(Figure collection entries)

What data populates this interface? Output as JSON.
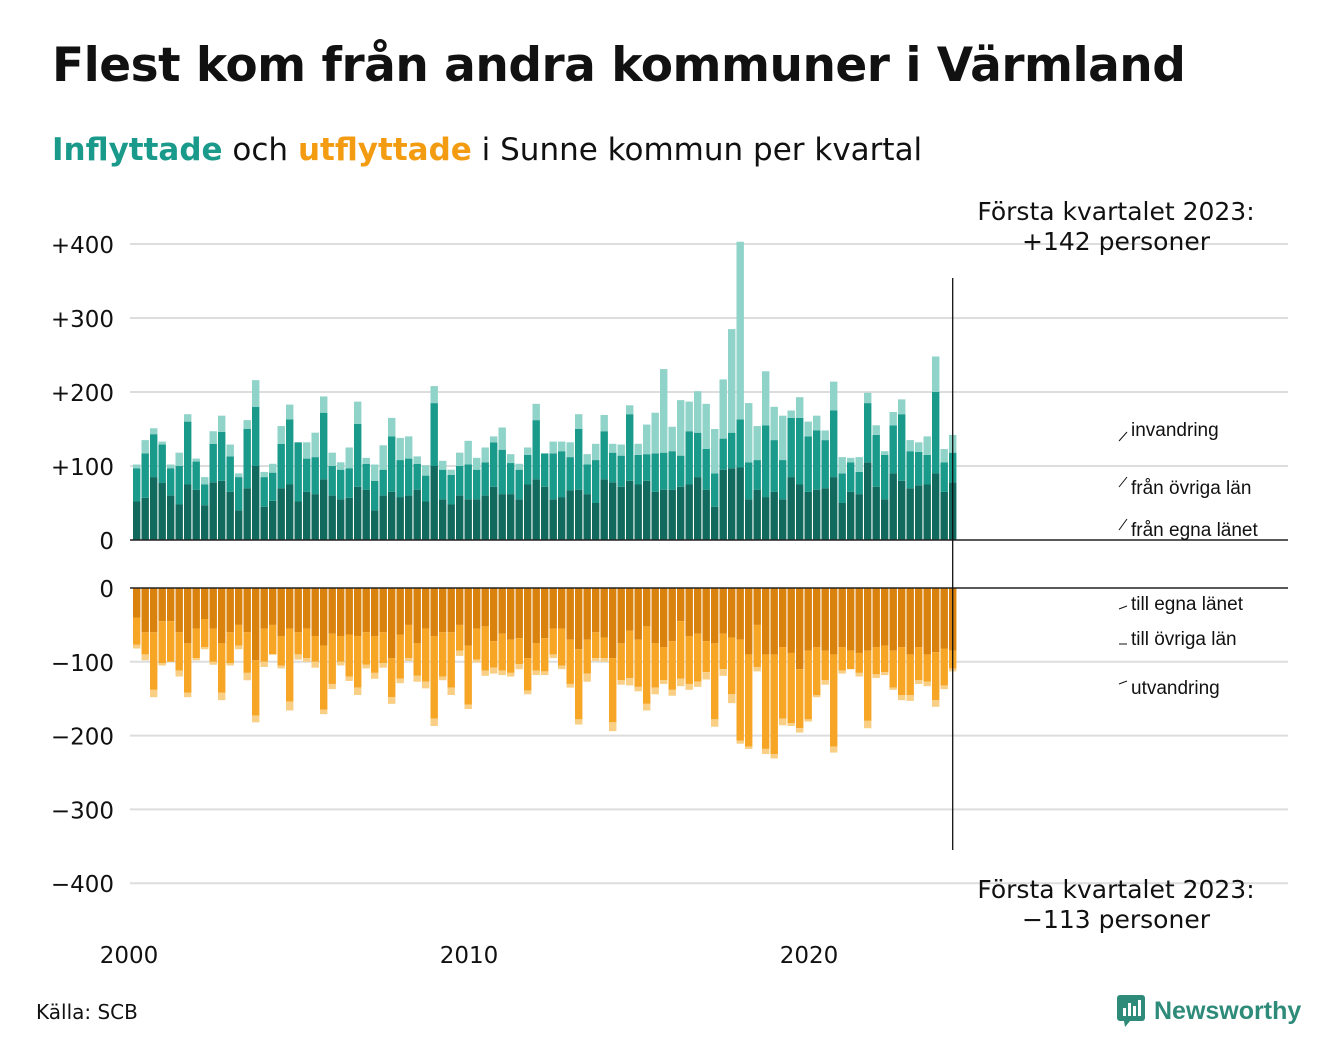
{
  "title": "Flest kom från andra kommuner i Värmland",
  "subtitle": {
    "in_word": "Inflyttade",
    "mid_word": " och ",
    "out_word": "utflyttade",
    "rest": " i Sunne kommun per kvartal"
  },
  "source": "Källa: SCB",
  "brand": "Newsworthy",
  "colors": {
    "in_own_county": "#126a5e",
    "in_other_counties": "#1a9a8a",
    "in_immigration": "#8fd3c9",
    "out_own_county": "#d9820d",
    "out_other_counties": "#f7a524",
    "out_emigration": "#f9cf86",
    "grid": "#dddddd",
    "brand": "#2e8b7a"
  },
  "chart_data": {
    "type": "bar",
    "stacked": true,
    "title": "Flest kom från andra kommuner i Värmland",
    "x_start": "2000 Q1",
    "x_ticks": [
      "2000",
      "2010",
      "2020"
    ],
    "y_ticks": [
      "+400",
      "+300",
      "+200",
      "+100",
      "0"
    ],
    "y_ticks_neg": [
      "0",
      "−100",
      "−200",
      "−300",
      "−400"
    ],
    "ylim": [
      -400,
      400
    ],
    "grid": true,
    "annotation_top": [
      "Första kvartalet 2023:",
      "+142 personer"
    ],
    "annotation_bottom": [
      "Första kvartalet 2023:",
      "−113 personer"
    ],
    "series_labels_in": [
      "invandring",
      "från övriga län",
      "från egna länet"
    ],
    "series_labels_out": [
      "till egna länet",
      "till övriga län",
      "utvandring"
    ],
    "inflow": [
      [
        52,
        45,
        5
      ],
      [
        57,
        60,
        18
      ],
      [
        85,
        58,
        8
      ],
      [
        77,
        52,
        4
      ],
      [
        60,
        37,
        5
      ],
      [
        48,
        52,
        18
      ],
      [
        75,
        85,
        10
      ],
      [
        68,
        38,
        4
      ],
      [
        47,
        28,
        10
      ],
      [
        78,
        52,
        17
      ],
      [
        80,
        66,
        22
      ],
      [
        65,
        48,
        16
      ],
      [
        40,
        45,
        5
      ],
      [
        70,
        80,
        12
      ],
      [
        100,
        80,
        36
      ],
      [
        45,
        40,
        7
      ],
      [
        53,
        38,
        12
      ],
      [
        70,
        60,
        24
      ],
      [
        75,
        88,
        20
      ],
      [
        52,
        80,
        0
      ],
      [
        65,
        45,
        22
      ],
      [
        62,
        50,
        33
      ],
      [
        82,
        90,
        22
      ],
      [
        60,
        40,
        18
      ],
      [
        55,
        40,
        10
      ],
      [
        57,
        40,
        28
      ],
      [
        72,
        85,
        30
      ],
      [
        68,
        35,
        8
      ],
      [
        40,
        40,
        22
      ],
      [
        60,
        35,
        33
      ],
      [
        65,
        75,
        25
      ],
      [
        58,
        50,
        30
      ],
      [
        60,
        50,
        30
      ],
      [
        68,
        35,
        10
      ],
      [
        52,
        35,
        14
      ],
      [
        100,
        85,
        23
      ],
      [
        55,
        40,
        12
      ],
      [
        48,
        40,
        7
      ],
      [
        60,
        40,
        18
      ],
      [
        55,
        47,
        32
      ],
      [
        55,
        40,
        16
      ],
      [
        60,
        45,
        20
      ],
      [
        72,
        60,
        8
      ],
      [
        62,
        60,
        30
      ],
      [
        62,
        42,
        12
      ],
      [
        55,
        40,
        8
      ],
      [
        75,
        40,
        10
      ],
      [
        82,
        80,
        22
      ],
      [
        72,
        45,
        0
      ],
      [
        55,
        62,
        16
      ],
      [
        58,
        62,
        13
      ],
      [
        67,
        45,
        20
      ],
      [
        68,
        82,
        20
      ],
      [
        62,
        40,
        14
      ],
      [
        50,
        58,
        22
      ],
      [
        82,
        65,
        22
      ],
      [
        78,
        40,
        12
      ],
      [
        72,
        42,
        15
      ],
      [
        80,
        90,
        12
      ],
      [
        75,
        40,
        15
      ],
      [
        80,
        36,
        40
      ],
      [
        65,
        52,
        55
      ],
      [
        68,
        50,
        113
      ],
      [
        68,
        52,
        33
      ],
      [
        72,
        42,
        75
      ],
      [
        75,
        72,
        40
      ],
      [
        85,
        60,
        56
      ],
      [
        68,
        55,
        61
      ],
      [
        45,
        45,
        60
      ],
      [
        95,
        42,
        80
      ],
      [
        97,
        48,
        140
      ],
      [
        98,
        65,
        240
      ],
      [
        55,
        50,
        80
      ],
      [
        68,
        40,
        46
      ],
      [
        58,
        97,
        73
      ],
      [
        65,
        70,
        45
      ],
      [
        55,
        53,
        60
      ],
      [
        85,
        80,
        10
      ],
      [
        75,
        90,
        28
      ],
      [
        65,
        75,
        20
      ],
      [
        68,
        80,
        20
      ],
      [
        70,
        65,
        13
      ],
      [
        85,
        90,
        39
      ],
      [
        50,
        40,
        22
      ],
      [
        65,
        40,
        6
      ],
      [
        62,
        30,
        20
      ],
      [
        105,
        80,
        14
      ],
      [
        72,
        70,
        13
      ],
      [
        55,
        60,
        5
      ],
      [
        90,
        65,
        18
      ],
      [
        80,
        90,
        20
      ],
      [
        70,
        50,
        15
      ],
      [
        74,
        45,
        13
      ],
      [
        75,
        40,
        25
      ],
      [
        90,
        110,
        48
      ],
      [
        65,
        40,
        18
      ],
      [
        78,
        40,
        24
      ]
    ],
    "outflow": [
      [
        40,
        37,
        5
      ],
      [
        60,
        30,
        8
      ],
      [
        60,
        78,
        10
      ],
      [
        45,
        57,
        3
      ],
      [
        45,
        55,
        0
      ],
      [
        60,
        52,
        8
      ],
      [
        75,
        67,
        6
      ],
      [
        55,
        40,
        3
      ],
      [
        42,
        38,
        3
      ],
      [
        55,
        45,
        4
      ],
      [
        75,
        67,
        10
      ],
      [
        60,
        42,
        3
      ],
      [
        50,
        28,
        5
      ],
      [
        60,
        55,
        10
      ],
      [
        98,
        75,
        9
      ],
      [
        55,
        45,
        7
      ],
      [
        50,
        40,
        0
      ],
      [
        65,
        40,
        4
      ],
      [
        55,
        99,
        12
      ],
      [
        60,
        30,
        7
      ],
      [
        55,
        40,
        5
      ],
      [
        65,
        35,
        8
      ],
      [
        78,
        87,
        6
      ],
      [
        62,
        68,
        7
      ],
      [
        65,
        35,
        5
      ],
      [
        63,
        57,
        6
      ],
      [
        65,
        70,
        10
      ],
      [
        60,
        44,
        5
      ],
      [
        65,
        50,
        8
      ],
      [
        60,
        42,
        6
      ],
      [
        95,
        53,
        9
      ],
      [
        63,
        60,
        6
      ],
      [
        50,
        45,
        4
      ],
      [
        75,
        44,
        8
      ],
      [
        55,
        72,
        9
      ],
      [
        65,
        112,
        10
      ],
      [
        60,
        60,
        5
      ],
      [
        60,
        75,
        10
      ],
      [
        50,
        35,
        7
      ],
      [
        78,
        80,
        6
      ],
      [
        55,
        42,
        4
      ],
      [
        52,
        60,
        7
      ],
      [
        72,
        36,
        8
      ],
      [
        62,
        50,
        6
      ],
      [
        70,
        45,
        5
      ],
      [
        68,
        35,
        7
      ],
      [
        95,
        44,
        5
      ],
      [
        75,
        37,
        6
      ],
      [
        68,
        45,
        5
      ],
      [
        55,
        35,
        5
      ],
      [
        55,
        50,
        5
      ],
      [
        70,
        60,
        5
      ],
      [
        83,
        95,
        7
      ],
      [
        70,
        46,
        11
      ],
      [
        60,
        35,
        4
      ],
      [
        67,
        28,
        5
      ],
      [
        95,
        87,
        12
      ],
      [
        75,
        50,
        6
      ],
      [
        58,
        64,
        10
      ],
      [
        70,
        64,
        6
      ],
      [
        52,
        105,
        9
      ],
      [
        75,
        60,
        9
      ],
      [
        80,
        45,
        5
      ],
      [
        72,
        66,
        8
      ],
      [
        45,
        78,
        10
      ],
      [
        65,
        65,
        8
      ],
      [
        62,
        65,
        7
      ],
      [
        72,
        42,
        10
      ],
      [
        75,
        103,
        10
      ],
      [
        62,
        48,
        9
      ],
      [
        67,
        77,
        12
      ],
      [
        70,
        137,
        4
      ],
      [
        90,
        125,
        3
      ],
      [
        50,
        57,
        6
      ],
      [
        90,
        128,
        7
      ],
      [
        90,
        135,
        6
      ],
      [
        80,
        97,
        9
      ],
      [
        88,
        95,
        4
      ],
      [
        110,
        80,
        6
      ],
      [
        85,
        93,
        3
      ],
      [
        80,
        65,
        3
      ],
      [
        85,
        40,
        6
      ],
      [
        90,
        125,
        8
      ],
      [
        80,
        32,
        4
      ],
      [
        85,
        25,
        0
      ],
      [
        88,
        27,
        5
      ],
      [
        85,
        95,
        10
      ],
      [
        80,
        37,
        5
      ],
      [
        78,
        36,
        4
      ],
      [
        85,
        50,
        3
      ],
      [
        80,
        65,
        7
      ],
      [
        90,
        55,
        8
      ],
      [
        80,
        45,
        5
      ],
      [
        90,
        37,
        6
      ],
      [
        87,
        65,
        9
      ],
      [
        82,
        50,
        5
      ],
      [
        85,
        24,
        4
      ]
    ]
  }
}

--

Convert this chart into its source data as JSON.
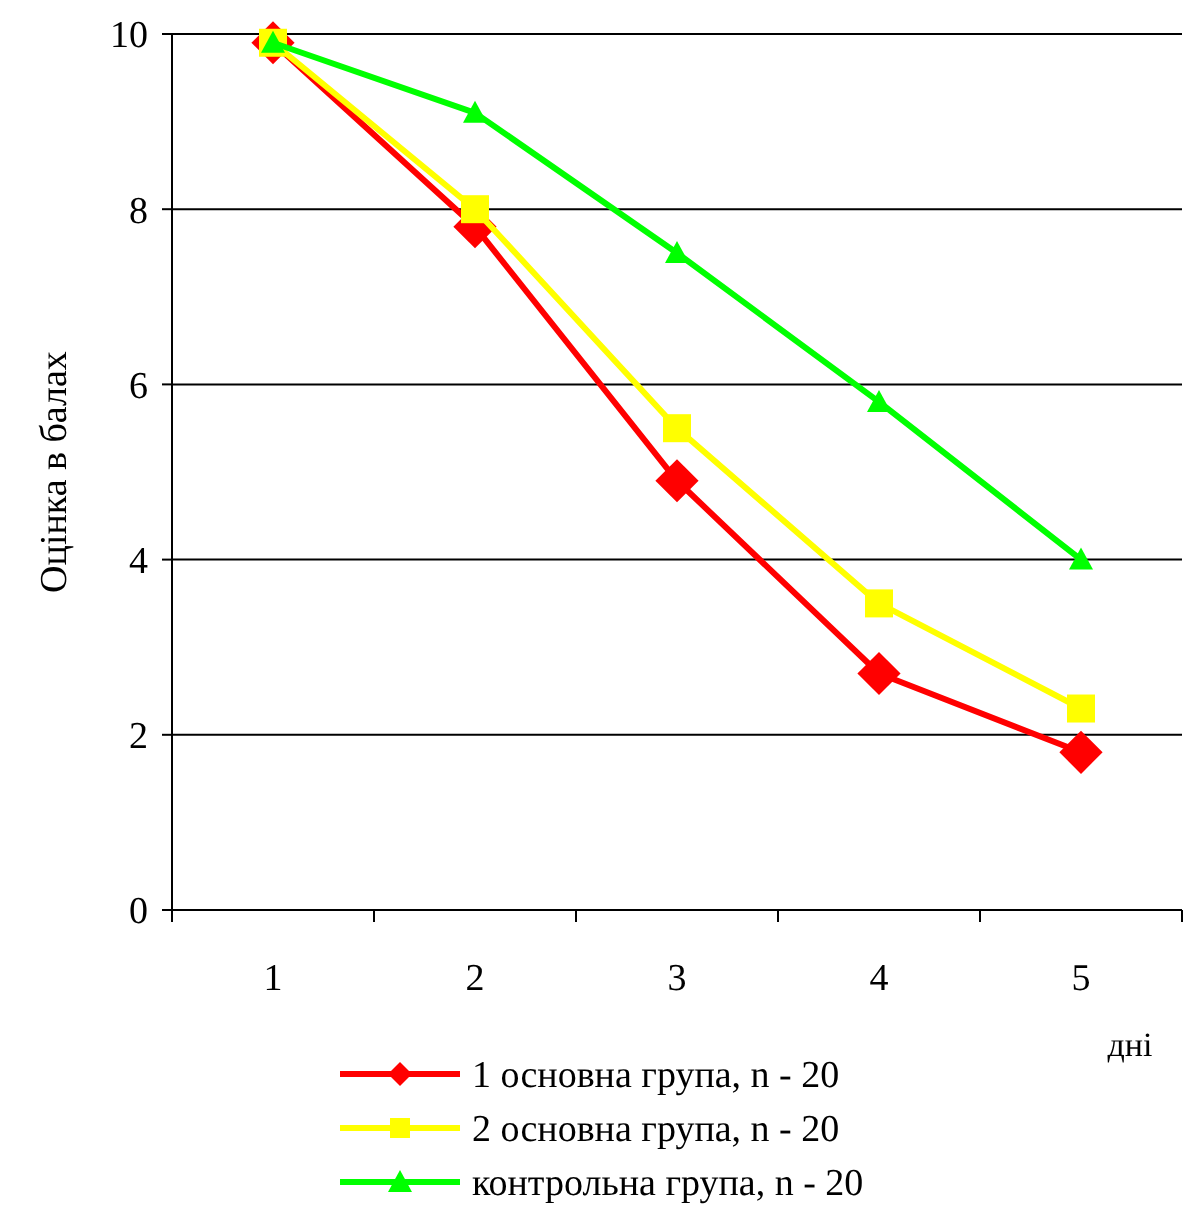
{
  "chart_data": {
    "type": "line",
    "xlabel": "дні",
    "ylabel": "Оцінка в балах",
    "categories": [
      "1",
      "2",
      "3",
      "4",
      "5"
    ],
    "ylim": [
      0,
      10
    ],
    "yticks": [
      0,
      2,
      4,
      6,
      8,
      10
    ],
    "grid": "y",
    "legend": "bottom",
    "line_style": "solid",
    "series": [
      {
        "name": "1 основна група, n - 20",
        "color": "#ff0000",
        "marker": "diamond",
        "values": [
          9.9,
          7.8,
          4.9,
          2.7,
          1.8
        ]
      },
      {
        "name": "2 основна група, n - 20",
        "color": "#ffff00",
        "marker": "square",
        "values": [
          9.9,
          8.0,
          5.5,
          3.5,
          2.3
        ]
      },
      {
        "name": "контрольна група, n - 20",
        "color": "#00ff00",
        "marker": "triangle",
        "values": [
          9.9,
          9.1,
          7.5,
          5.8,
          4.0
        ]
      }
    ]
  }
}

◆ **WHAT THE TASK ASKS**
Pick out and copy every line that contains the word "основна".

◆ **COMPLETE RESPONSE**
        "name": "1 основна група, n - 20",
        "name": "2 основна група, n - 20",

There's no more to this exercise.